== The exercise ==
In the copy, include every entry exactly but none of the images.

== Information shown ==
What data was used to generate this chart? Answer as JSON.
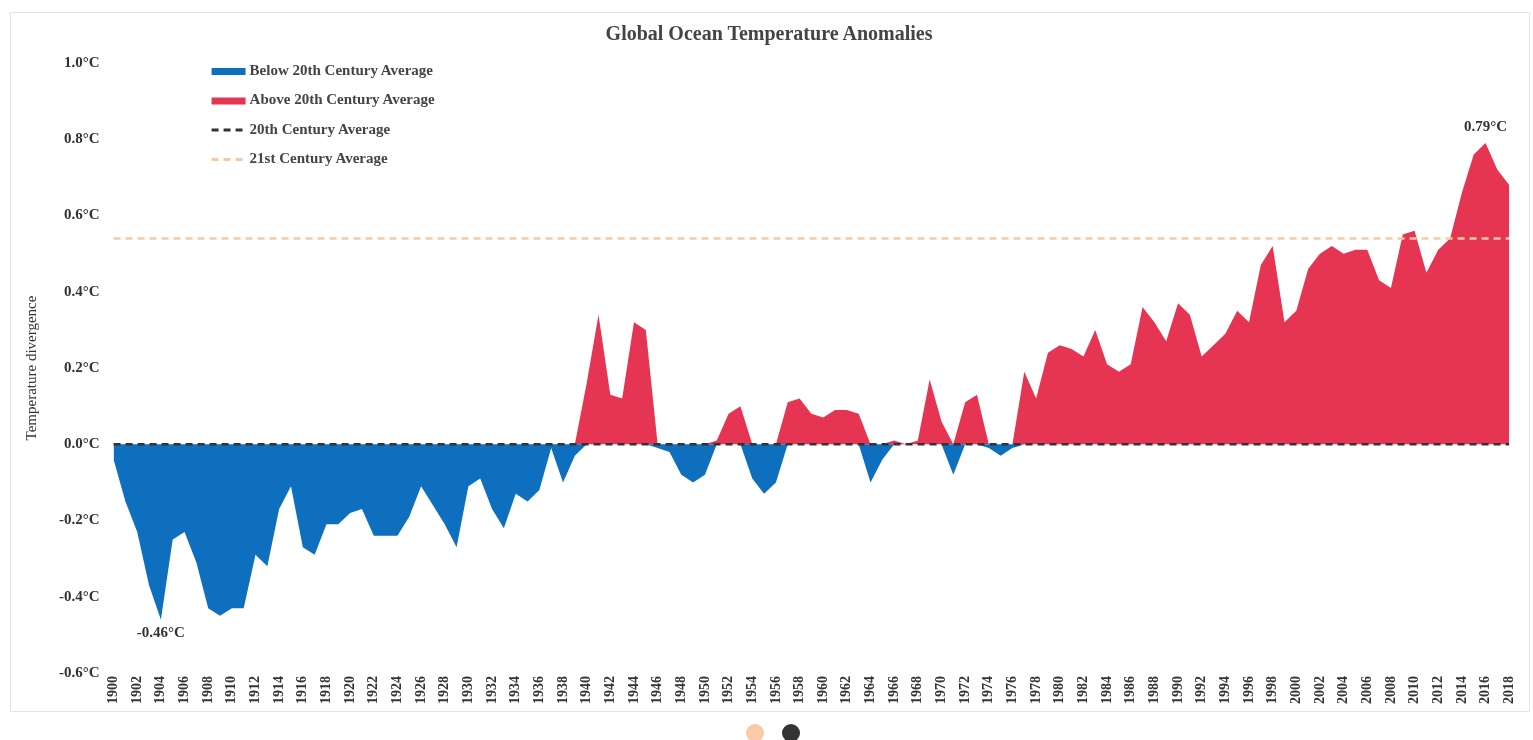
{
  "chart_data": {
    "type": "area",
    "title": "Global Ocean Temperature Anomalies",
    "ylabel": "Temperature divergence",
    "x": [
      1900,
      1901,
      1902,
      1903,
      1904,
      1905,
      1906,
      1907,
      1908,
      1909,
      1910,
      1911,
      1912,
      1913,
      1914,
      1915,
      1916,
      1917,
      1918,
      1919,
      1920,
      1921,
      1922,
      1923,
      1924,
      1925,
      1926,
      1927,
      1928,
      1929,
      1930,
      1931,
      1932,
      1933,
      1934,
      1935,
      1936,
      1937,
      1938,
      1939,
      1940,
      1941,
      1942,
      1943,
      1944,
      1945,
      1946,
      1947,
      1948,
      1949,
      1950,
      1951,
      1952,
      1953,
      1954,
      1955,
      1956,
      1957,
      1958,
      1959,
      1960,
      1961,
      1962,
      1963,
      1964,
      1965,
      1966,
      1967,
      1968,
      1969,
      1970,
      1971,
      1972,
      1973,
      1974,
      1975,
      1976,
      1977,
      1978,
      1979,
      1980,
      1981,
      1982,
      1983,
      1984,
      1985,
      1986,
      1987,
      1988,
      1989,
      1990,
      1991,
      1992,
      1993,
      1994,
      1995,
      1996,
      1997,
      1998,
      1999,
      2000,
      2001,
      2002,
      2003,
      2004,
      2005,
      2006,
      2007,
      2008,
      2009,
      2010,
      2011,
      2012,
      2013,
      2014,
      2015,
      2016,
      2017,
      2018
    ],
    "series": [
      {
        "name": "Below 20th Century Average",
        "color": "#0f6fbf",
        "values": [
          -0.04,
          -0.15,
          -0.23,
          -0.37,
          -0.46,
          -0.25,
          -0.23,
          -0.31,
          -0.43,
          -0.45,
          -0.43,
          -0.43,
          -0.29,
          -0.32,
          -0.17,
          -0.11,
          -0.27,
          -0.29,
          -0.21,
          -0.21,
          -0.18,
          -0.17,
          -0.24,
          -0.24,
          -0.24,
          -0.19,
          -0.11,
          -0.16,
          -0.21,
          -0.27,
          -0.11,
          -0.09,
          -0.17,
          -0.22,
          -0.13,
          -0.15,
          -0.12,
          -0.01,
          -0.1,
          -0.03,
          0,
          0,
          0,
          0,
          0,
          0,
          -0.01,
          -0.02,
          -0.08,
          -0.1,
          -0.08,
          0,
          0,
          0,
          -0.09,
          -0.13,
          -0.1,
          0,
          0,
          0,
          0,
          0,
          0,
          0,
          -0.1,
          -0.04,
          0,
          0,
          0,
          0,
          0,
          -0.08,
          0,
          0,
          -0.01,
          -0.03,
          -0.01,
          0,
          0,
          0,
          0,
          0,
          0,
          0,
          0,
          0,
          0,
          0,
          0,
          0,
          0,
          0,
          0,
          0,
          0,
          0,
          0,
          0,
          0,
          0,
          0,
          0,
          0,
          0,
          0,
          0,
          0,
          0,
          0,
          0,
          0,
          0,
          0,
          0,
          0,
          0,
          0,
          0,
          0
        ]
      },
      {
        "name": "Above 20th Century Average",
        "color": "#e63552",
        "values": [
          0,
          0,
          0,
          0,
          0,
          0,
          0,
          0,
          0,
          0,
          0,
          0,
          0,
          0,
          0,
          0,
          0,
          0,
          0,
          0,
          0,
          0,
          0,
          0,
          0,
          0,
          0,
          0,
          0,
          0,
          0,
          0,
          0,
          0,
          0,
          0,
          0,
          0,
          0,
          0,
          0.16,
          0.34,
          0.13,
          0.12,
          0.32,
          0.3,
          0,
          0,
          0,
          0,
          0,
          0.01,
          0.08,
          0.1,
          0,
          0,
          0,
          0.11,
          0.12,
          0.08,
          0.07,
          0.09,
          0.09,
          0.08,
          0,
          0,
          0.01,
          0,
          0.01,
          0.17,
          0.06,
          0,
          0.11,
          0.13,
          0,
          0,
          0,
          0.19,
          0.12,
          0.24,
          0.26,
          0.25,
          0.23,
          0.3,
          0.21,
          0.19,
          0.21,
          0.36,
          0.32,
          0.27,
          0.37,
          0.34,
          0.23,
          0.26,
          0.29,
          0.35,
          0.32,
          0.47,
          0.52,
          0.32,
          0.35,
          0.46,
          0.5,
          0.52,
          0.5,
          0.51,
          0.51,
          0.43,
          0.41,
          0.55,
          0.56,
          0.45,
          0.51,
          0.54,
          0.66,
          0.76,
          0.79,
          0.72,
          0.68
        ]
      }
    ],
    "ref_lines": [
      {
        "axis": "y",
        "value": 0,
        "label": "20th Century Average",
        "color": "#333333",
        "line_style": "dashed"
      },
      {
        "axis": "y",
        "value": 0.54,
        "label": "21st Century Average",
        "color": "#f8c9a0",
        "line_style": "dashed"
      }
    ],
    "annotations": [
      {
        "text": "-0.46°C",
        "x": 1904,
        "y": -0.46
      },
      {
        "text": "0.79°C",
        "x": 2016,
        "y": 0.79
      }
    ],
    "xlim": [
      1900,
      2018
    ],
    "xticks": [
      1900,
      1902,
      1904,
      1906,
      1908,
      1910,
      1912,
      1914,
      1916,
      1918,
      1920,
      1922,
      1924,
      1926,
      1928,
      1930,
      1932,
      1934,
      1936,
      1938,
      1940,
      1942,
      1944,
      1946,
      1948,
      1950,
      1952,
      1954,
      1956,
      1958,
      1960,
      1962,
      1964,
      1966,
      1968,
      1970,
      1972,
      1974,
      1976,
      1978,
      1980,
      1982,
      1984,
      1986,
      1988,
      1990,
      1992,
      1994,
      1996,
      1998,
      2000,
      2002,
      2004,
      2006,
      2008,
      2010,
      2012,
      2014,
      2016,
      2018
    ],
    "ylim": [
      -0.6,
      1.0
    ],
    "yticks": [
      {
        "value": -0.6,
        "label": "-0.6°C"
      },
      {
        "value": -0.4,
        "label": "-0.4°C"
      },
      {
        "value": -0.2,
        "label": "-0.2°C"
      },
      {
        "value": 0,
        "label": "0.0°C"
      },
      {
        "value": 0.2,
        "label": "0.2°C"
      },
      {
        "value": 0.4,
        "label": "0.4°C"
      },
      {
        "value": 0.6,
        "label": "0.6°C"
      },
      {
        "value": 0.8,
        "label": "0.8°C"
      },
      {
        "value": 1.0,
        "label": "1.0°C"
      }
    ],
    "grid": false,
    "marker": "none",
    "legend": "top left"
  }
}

== Response to this task ==
What data was used to generate this chart? Answer as JSON.
{
  "chart_data": {
    "type": "area",
    "title": "Global Ocean Temperature Anomalies",
    "ylabel": "Temperature divergence",
    "x": [
      1900,
      1901,
      1902,
      1903,
      1904,
      1905,
      1906,
      1907,
      1908,
      1909,
      1910,
      1911,
      1912,
      1913,
      1914,
      1915,
      1916,
      1917,
      1918,
      1919,
      1920,
      1921,
      1922,
      1923,
      1924,
      1925,
      1926,
      1927,
      1928,
      1929,
      1930,
      1931,
      1932,
      1933,
      1934,
      1935,
      1936,
      1937,
      1938,
      1939,
      1940,
      1941,
      1942,
      1943,
      1944,
      1945,
      1946,
      1947,
      1948,
      1949,
      1950,
      1951,
      1952,
      1953,
      1954,
      1955,
      1956,
      1957,
      1958,
      1959,
      1960,
      1961,
      1962,
      1963,
      1964,
      1965,
      1966,
      1967,
      1968,
      1969,
      1970,
      1971,
      1972,
      1973,
      1974,
      1975,
      1976,
      1977,
      1978,
      1979,
      1980,
      1981,
      1982,
      1983,
      1984,
      1985,
      1986,
      1987,
      1988,
      1989,
      1990,
      1991,
      1992,
      1993,
      1994,
      1995,
      1996,
      1997,
      1998,
      1999,
      2000,
      2001,
      2002,
      2003,
      2004,
      2005,
      2006,
      2007,
      2008,
      2009,
      2010,
      2011,
      2012,
      2013,
      2014,
      2015,
      2016,
      2017,
      2018
    ],
    "series": [
      {
        "name": "Below 20th Century Average",
        "color": "#0f6fbf",
        "values": [
          -0.04,
          -0.15,
          -0.23,
          -0.37,
          -0.46,
          -0.25,
          -0.23,
          -0.31,
          -0.43,
          -0.45,
          -0.43,
          -0.43,
          -0.29,
          -0.32,
          -0.17,
          -0.11,
          -0.27,
          -0.29,
          -0.21,
          -0.21,
          -0.18,
          -0.17,
          -0.24,
          -0.24,
          -0.24,
          -0.19,
          -0.11,
          -0.16,
          -0.21,
          -0.27,
          -0.11,
          -0.09,
          -0.17,
          -0.22,
          -0.13,
          -0.15,
          -0.12,
          -0.01,
          -0.1,
          -0.03,
          0,
          0,
          0,
          0,
          0,
          0,
          -0.01,
          -0.02,
          -0.08,
          -0.1,
          -0.08,
          0,
          0,
          0,
          -0.09,
          -0.13,
          -0.1,
          0,
          0,
          0,
          0,
          0,
          0,
          0,
          -0.1,
          -0.04,
          0,
          0,
          0,
          0,
          0,
          -0.08,
          0,
          0,
          -0.01,
          -0.03,
          -0.01,
          0,
          0,
          0,
          0,
          0,
          0,
          0,
          0,
          0,
          0,
          0,
          0,
          0,
          0,
          0,
          0,
          0,
          0,
          0,
          0,
          0,
          0,
          0,
          0,
          0,
          0,
          0,
          0,
          0,
          0,
          0,
          0,
          0,
          0,
          0,
          0,
          0,
          0,
          0,
          0,
          0,
          0
        ]
      },
      {
        "name": "Above 20th Century Average",
        "color": "#e63552",
        "values": [
          0,
          0,
          0,
          0,
          0,
          0,
          0,
          0,
          0,
          0,
          0,
          0,
          0,
          0,
          0,
          0,
          0,
          0,
          0,
          0,
          0,
          0,
          0,
          0,
          0,
          0,
          0,
          0,
          0,
          0,
          0,
          0,
          0,
          0,
          0,
          0,
          0,
          0,
          0,
          0,
          0.16,
          0.34,
          0.13,
          0.12,
          0.32,
          0.3,
          0,
          0,
          0,
          0,
          0,
          0.01,
          0.08,
          0.1,
          0,
          0,
          0,
          0.11,
          0.12,
          0.08,
          0.07,
          0.09,
          0.09,
          0.08,
          0,
          0,
          0.01,
          0,
          0.01,
          0.17,
          0.06,
          0,
          0.11,
          0.13,
          0,
          0,
          0,
          0.19,
          0.12,
          0.24,
          0.26,
          0.25,
          0.23,
          0.3,
          0.21,
          0.19,
          0.21,
          0.36,
          0.32,
          0.27,
          0.37,
          0.34,
          0.23,
          0.26,
          0.29,
          0.35,
          0.32,
          0.47,
          0.52,
          0.32,
          0.35,
          0.46,
          0.5,
          0.52,
          0.5,
          0.51,
          0.51,
          0.43,
          0.41,
          0.55,
          0.56,
          0.45,
          0.51,
          0.54,
          0.66,
          0.76,
          0.79,
          0.72,
          0.68
        ]
      }
    ],
    "ref_lines": [
      {
        "axis": "y",
        "value": 0,
        "label": "20th Century Average",
        "color": "#333333",
        "line_style": "dashed"
      },
      {
        "axis": "y",
        "value": 0.54,
        "label": "21st Century Average",
        "color": "#f8c9a0",
        "line_style": "dashed"
      }
    ],
    "annotations": [
      {
        "text": "-0.46°C",
        "x": 1904,
        "y": -0.46
      },
      {
        "text": "0.79°C",
        "x": 2016,
        "y": 0.79
      }
    ],
    "xlim": [
      1900,
      2018
    ],
    "xticks": [
      1900,
      1902,
      1904,
      1906,
      1908,
      1910,
      1912,
      1914,
      1916,
      1918,
      1920,
      1922,
      1924,
      1926,
      1928,
      1930,
      1932,
      1934,
      1936,
      1938,
      1940,
      1942,
      1944,
      1946,
      1948,
      1950,
      1952,
      1954,
      1956,
      1958,
      1960,
      1962,
      1964,
      1966,
      1968,
      1970,
      1972,
      1974,
      1976,
      1978,
      1980,
      1982,
      1984,
      1986,
      1988,
      1990,
      1992,
      1994,
      1996,
      1998,
      2000,
      2002,
      2004,
      2006,
      2008,
      2010,
      2012,
      2014,
      2016,
      2018
    ],
    "ylim": [
      -0.6,
      1.0
    ],
    "yticks": [
      {
        "value": -0.6,
        "label": "-0.6°C"
      },
      {
        "value": -0.4,
        "label": "-0.4°C"
      },
      {
        "value": -0.2,
        "label": "-0.2°C"
      },
      {
        "value": 0,
        "label": "0.0°C"
      },
      {
        "value": 0.2,
        "label": "0.2°C"
      },
      {
        "value": 0.4,
        "label": "0.4°C"
      },
      {
        "value": 0.6,
        "label": "0.6°C"
      },
      {
        "value": 0.8,
        "label": "0.8°C"
      },
      {
        "value": 1.0,
        "label": "1.0°C"
      }
    ],
    "grid": false,
    "marker": "none",
    "legend": "top left"
  }
}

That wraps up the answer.